#### [Exercise brief]
Identify all lines in the listing that include the word "пользователи", and copy them out.

[Rows from a dataset]

□ □ □ □ □ □ □

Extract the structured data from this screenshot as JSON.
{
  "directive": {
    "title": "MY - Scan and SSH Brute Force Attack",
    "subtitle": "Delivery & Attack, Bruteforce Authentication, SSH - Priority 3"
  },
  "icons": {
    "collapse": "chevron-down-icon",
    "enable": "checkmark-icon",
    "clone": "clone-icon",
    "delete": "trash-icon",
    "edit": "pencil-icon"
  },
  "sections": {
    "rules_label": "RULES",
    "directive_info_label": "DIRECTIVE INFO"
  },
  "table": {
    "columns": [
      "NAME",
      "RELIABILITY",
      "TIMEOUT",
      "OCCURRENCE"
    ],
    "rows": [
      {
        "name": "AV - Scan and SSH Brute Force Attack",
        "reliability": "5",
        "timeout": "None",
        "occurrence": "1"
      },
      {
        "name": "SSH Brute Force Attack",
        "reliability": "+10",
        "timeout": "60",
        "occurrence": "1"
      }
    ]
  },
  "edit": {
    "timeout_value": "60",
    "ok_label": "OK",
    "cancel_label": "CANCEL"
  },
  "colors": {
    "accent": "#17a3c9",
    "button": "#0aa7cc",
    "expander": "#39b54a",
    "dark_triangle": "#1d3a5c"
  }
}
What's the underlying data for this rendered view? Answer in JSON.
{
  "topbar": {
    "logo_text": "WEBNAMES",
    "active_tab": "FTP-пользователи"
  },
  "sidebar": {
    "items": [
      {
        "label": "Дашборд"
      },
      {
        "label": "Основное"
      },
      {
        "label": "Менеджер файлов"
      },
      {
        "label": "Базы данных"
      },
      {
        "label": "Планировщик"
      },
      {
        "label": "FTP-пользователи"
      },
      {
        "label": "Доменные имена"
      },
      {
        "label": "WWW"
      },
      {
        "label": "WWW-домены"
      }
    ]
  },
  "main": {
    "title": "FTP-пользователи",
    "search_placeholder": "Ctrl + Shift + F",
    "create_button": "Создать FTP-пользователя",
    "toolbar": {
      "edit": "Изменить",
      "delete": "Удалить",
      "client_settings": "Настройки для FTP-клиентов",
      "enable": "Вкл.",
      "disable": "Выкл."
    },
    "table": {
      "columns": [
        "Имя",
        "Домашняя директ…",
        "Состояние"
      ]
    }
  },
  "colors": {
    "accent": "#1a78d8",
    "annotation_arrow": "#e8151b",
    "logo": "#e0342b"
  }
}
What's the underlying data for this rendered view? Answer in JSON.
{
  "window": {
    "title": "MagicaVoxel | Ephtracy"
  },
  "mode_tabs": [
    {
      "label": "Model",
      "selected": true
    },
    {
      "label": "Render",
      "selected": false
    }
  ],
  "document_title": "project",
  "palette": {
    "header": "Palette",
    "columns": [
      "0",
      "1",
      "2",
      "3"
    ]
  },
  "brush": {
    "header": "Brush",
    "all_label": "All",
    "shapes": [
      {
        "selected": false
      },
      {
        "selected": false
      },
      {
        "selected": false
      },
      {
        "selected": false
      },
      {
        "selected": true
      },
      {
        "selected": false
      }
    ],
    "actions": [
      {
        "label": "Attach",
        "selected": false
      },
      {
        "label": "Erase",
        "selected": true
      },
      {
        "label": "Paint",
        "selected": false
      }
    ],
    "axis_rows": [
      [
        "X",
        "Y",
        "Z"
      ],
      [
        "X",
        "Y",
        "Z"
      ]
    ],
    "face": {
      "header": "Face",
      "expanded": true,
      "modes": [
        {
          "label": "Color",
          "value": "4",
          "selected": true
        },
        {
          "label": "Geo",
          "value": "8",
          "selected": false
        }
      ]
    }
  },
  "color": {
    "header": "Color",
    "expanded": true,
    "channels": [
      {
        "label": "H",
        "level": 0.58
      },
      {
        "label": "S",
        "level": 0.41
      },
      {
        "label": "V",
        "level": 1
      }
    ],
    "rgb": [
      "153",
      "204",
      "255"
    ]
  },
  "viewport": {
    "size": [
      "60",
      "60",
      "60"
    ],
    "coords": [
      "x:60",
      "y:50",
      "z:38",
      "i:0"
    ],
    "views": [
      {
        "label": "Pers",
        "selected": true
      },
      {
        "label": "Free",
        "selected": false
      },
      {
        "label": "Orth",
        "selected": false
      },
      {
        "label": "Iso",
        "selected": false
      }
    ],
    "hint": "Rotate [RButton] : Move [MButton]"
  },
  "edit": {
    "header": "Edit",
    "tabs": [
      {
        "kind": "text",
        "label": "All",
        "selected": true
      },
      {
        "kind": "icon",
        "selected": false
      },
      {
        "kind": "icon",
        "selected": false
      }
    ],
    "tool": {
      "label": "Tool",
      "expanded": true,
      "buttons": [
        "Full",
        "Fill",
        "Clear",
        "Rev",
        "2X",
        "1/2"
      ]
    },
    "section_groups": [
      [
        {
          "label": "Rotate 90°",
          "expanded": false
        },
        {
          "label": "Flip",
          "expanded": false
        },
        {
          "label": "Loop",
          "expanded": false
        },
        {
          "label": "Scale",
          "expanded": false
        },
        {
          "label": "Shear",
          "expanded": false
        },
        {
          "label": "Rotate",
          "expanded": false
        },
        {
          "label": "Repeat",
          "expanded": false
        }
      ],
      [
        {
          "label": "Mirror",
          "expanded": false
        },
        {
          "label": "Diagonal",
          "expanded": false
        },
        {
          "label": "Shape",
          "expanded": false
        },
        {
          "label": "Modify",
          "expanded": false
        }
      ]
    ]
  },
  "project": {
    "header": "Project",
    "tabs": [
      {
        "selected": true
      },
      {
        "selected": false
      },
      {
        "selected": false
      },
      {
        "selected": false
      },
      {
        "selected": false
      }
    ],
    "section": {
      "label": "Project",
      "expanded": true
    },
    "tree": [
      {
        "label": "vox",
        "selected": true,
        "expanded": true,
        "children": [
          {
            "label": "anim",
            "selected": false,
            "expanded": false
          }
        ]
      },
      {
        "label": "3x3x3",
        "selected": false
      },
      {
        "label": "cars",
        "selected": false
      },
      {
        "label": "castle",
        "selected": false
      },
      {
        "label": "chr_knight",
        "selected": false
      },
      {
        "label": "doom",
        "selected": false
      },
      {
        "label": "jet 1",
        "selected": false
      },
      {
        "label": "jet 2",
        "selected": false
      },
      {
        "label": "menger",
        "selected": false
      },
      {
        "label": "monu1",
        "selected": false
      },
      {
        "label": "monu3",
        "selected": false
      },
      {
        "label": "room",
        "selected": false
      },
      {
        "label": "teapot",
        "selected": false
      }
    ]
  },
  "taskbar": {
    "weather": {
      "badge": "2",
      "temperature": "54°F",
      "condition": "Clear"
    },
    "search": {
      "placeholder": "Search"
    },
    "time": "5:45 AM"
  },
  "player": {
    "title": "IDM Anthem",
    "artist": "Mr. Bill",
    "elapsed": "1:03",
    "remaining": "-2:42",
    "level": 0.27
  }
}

□ □ □ □ □ □ □

#### [Written reply]
    "active_tab": "FTP-пользователи"
        "label": "FTP-пользователи"
    "title": "FTP-пользователи",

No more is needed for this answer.